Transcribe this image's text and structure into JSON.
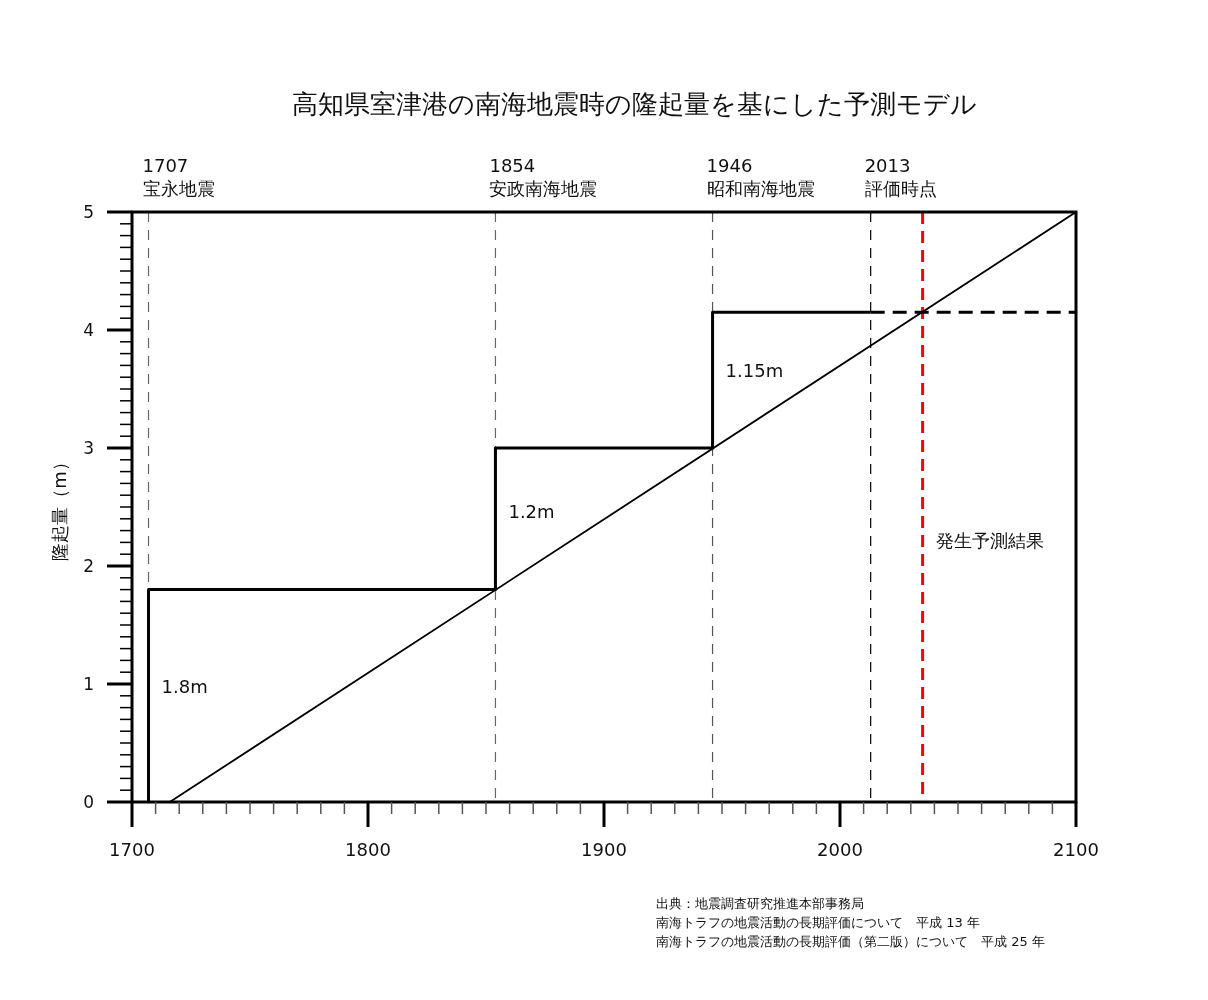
{
  "chart_data": {
    "type": "line",
    "title": "高知県室津港の南海地震時の隆起量を基にした予測モデル",
    "ylabel": "隆起量（m）",
    "xlim": [
      1700,
      2100
    ],
    "ylim": [
      0,
      5
    ],
    "xticks": [
      1700,
      {
        "value": 1710,
        "label": null
      },
      {
        "value": 1720,
        "label": null
      },
      {
        "value": 1730,
        "label": null
      },
      {
        "value": 1740,
        "label": null
      },
      {
        "value": 1750,
        "label": null
      },
      {
        "value": 1760,
        "label": null
      },
      {
        "value": 1770,
        "label": null
      },
      {
        "value": 1780,
        "label": null
      },
      {
        "value": 1790,
        "label": null
      },
      1800,
      {
        "value": 1810,
        "label": null
      },
      {
        "value": 1820,
        "label": null
      },
      {
        "value": 1830,
        "label": null
      },
      {
        "value": 1840,
        "label": null
      },
      {
        "value": 1850,
        "label": null
      },
      {
        "value": 1860,
        "label": null
      },
      {
        "value": 1870,
        "label": null
      },
      {
        "value": 1880,
        "label": null
      },
      {
        "value": 1890,
        "label": null
      },
      1900,
      {
        "value": 1910,
        "label": null
      },
      {
        "value": 1920,
        "label": null
      },
      {
        "value": 1930,
        "label": null
      },
      {
        "value": 1940,
        "label": null
      },
      {
        "value": 1950,
        "label": null
      },
      {
        "value": 1960,
        "label": null
      },
      {
        "value": 1970,
        "label": null
      },
      {
        "value": 1980,
        "label": null
      },
      {
        "value": 1990,
        "label": null
      },
      2000,
      {
        "value": 2010,
        "label": null
      },
      {
        "value": 2020,
        "label": null
      },
      {
        "value": 2030,
        "label": null
      },
      {
        "value": 2040,
        "label": null
      },
      {
        "value": 2050,
        "label": null
      },
      {
        "value": 2060,
        "label": null
      },
      {
        "value": 2070,
        "label": null
      },
      {
        "value": 2080,
        "label": null
      },
      {
        "value": 2090,
        "label": null
      },
      2100
    ],
    "yticks": [
      0,
      {
        "value": 0.1,
        "label": null
      },
      {
        "value": 0.2,
        "label": null
      },
      {
        "value": 0.3,
        "label": null
      },
      {
        "value": 0.4,
        "label": null
      },
      {
        "value": 0.5,
        "label": null
      },
      {
        "value": 0.6,
        "label": null
      },
      {
        "value": 0.7,
        "label": null
      },
      {
        "value": 0.8,
        "label": null
      },
      {
        "value": 0.9,
        "label": null
      },
      1,
      {
        "value": 1.1,
        "label": null
      },
      {
        "value": 1.2,
        "label": null
      },
      {
        "value": 1.3,
        "label": null
      },
      {
        "value": 1.4,
        "label": null
      },
      {
        "value": 1.5,
        "label": null
      },
      {
        "value": 1.6,
        "label": null
      },
      {
        "value": 1.7,
        "label": null
      },
      {
        "value": 1.8,
        "label": null
      },
      {
        "value": 1.9,
        "label": null
      },
      2,
      {
        "value": 2.1,
        "label": null
      },
      {
        "value": 2.2,
        "label": null
      },
      {
        "value": 2.3,
        "label": null
      },
      {
        "value": 2.4,
        "label": null
      },
      {
        "value": 2.5,
        "label": null
      },
      {
        "value": 2.6,
        "label": null
      },
      {
        "value": 2.7,
        "label": null
      },
      {
        "value": 2.8,
        "label": null
      },
      {
        "value": 2.9,
        "label": null
      },
      3,
      {
        "value": 3.1,
        "label": null
      },
      {
        "value": 3.2,
        "label": null
      },
      {
        "value": 3.3,
        "label": null
      },
      {
        "value": 3.4,
        "label": null
      },
      {
        "value": 3.5,
        "label": null
      },
      {
        "value": 3.6,
        "label": null
      },
      {
        "value": 3.7,
        "label": null
      },
      {
        "value": 3.8,
        "label": null
      },
      {
        "value": 3.9,
        "label": null
      },
      4,
      {
        "value": 4.1,
        "label": null
      },
      {
        "value": 4.2,
        "label": null
      },
      {
        "value": 4.3,
        "label": null
      },
      {
        "value": 4.4,
        "label": null
      },
      {
        "value": 4.5,
        "label": null
      },
      {
        "value": 4.6,
        "label": null
      },
      {
        "value": 4.7,
        "label": null
      },
      {
        "value": 4.8,
        "label": null
      },
      {
        "value": 4.9,
        "label": null
      },
      5
    ],
    "grid": false,
    "marker": "none",
    "series": [
      {
        "type": "step",
        "color": "#000000",
        "x": [
          1707,
          1707,
          1854,
          1946,
          2013
        ],
        "values": [
          0,
          1.8,
          3,
          4.15,
          4.15
        ]
      },
      {
        "type": "line",
        "color": "#000000",
        "line_style": "dashed",
        "x": [
          2013,
          2100
        ],
        "values": [
          4.15,
          4.15
        ]
      },
      {
        "type": "line",
        "color": "#000000",
        "x": [
          1716,
          2100
        ],
        "values": [
          0,
          5
        ]
      }
    ],
    "ref_lines": [
      {
        "axis": "x",
        "value": 1707,
        "label": "1707\n宝永地震",
        "color": "#666666",
        "line_style": "dashed"
      },
      {
        "axis": "x",
        "value": 1854,
        "label": "1854\n安政南海地震",
        "color": "#666666",
        "line_style": "dashed"
      },
      {
        "axis": "x",
        "value": 1946,
        "label": "1946\n昭和南海地震",
        "color": "#555555",
        "line_style": "dashed"
      },
      {
        "axis": "x",
        "value": 2013,
        "label": "2013\n評価時点",
        "color": "#000000",
        "line_style": "dashed"
      },
      {
        "axis": "x",
        "value": 2035,
        "color": "#ff0000",
        "line_style": "dashed"
      }
    ],
    "annotations": [
      {
        "text": "1.8m",
        "x": 1707,
        "y": 0.98
      },
      {
        "text": "1.2m",
        "x": 1854,
        "y": 2.47
      },
      {
        "text": "1.15m",
        "x": 1946,
        "y": 3.66
      },
      {
        "text": "発生予測結果",
        "x": 2035,
        "y": 2.22
      },
      "出典：地震調査研究推進本部事務局",
      "南海トラフの地震活動の長期評価について　平成 13 年",
      "南海トラフの地震活動の長期評価（第二版）について　平成 25 年"
    ]
  }
}
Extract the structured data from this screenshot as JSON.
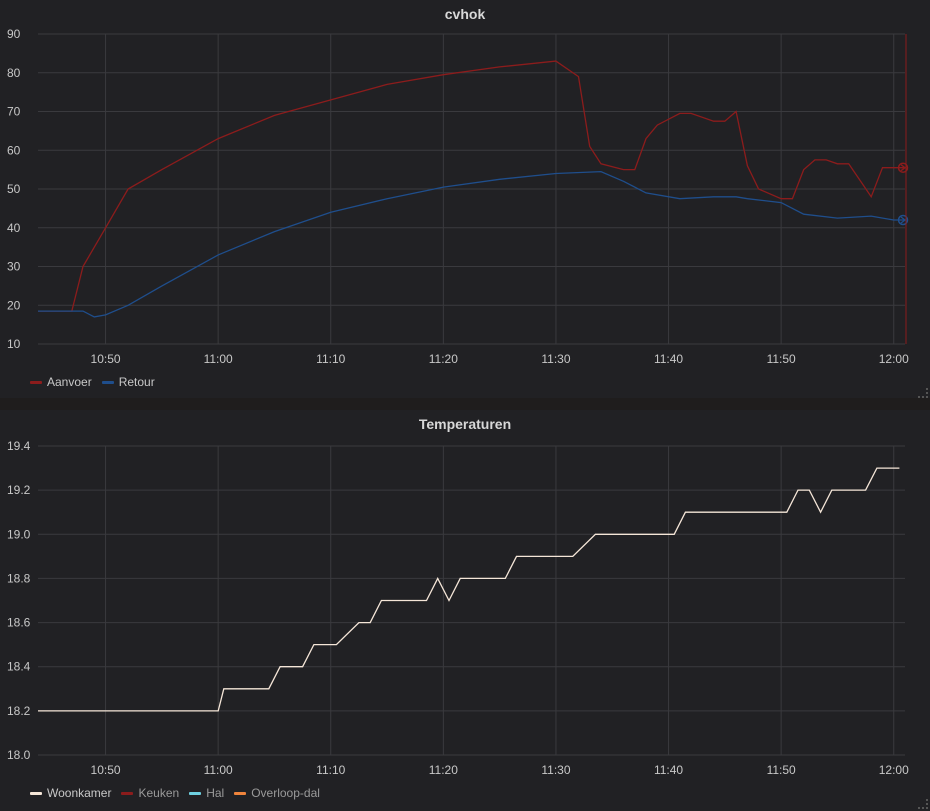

+---+

## Task details:
Quote every record above exactly, leaving out any pictures.

## Finished exercise:
Transcribe this image's text and structure into JSON.
{
  "chart_data": {
    "type": "line",
    "title": "高知県室津港の南海地震時の隆起量を基にした予測モデル",
    "ylabel": "隆起量（m）",
    "xlim": [
      1700,
      2100
    ],
    "ylim": [
      0,
      5
    ],
    "xticks": [
      1700,
      {
        "value": 1710,
        "label": null
      },
      {
        "value": 1720,
        "label": null
      },
      {
        "value": 1730,
        "label": null
      },
      {
        "value": 1740,
        "label": null
      },
      {
        "value": 1750,
        "label": null
      },
      {
        "value": 1760,
        "label": null
      },
      {
        "value": 1770,
        "label": null
      },
      {
        "value": 1780,
        "label": null
      },
      {
        "value": 1790,
        "label": null
      },
      1800,
      {
        "value": 1810,
        "label": null
      },
      {
        "value": 1820,
        "label": null
      },
      {
        "value": 1830,
        "label": null
      },
      {
        "value": 1840,
        "label": null
      },
      {
        "value": 1850,
        "label": null
      },
      {
        "value": 1860,
        "label": null
      },
      {
        "value": 1870,
        "label": null
      },
      {
        "value": 1880,
        "label": null
      },
      {
        "value": 1890,
        "label": null
      },
      1900,
      {
        "value": 1910,
        "label": null
      },
      {
        "value": 1920,
        "label": null
      },
      {
        "value": 1930,
        "label": null
      },
      {
        "value": 1940,
        "label": null
      },
      {
        "value": 1950,
        "label": null
      },
      {
        "value": 1960,
        "label": null
      },
      {
        "value": 1970,
        "label": null
      },
      {
        "value": 1980,
        "label": null
      },
      {
        "value": 1990,
        "label": null
      },
      2000,
      {
        "value": 2010,
        "label": null
      },
      {
        "value": 2020,
        "label": null
      },
      {
        "value": 2030,
        "label": null
      },
      {
        "value": 2040,
        "label": null
      },
      {
        "value": 2050,
        "label": null
      },
      {
        "value": 2060,
        "label": null
      },
      {
        "value": 2070,
        "label": null
      },
      {
        "value": 2080,
        "label": null
      },
      {
        "value": 2090,
        "label": null
      },
      2100
    ],
    "yticks": [
      0,
      {
        "value": 0.1,
        "label": null
      },
      {
        "value": 0.2,
        "label": null
      },
      {
        "value": 0.3,
        "label": null
      },
      {
        "value": 0.4,
        "label": null
      },
      {
        "value": 0.5,
        "label": null
      },
      {
        "value": 0.6,
        "label": null
      },
      {
        "value": 0.7,
        "label": null
      },
      {
        "value": 0.8,
        "label": null
      },
      {
        "value": 0.9,
        "label": null
      },
      1,
      {
        "value": 1.1,
        "label": null
      },
      {
        "value": 1.2,
        "label": null
      },
      {
        "value": 1.3,
        "label": null
      },
      {
        "value": 1.4,
        "label": null
      },
      {
        "value": 1.5,
        "label": null
      },
      {
        "value": 1.6,
        "label": null
      },
      {
        "value": 1.7,
        "label": null
      },
      {
        "value": 1.8,
        "label": null
      },
      {
        "value": 1.9,
        "label": null
      },
      2,
      {
        "value": 2.1,
        "label": null
      },
      {
        "value": 2.2,
        "label": null
      },
      {
        "value": 2.3,
        "label": null
      },
      {
        "value": 2.4,
        "label": null
      },
      {
        "value": 2.5,
        "label": null
      },
      {
        "value": 2.6,
        "label": null
      },
      {
        "value": 2.7,
        "label": null
      },
      {
        "value": 2.8,
        "label": null
      },
      {
        "value": 2.9,
        "label": null
      },
      3,
      {
        "value": 3.1,
        "label": null
      },
      {
        "value": 3.2,
        "label": null
      },
      {
        "value": 3.3,
        "label": null
      },
      {
        "value": 3.4,
        "label": null
      },
      {
        "value": 3.5,
        "label": null
      },
      {
        "value": 3.6,
        "label": null
      },
      {
        "value": 3.7,
        "label": null
      },
      {
        "value": 3.8,
        "label": null
      },
      {
        "value": 3.9,
        "label": null
      },
      4,
      {
        "value": 4.1,
        "label": null
      },
      {
        "value": 4.2,
        "label": null
      },
      {
        "value": 4.3,
        "label": null
      },
      {
        "value": 4.4,
        "label": null
      },
      {
        "value": 4.5,
        "label": null
      },
      {
        "value": 4.6,
        "label": null
      },
      {
        "value": 4.7,
        "label": null
      },
      {
        "value": 4.8,
        "label": null
      },
      {
        "value": 4.9,
        "label": null
      },
      5
    ],
    "grid": false,
    "marker": "none",
    "series": [
      {
        "type": "step",
        "color": "#000000",
        "x": [
          1707,
          1707,
          1854,
          1946,
          2013
        ],
        "values": [
          0,
          1.8,
          3,
          4.15,
          4.15
        ]
      },
      {
        "type": "line",
        "color": "#000000",
        "line_style": "dashed",
        "x": [
          2013,
          2100
        ],
        "values": [
          4.15,
          4.15
        ]
      },
      {
        "type": "line",
        "color": "#000000",
        "x": [
          1716,
          2100
        ],
        "values": [
          0,
          5
        ]
      }
    ],
    "ref_lines": [
      {
        "axis": "x",
        "value": 1707,
        "label": "1707\n宝永地震",
        "color": "#666666",
        "line_style": "dashed"
      },
      {
        "axis": "x",
        "value": 1854,
        "label": "1854\n安政南海地震",
        "color": "#666666",
        "line_style": "dashed"
      },
      {
        "axis": "x",
        "value": 1946,
        "label": "1946\n昭和南海地震",
        "color": "#555555",
        "line_style": "dashed"
      },
      {
        "axis": "x",
        "value": 2013,
        "label": "2013\n評価時点",
        "color": "#000000",
        "line_style": "dashed"
      },
      {
        "axis": "x",
        "value": 2035,
        "color": "#ff0000",
        "line_style": "dashed"
      }
    ],
    "annotations": [
      {
        "text": "1.8m",
        "x": 1707,
        "y": 0.98
      },
      {
        "text": "1.2m",
        "x": 1854,
        "y": 2.47
      },
      {
        "text": "1.15m",
        "x": 1946,
        "y": 3.66
      },
      {
        "text": "発生予測結果",
        "x": 2035,
        "y": 2.22
      },
      "出典：地震調査研究推進本部事務局",
      "南海トラフの地震活動の長期評価について　平成 13 年",
      "南海トラフの地震活動の長期評価（第二版）について　平成 25 年"
    ]
  }
}
Extract the structured data from this screenshot as JSON.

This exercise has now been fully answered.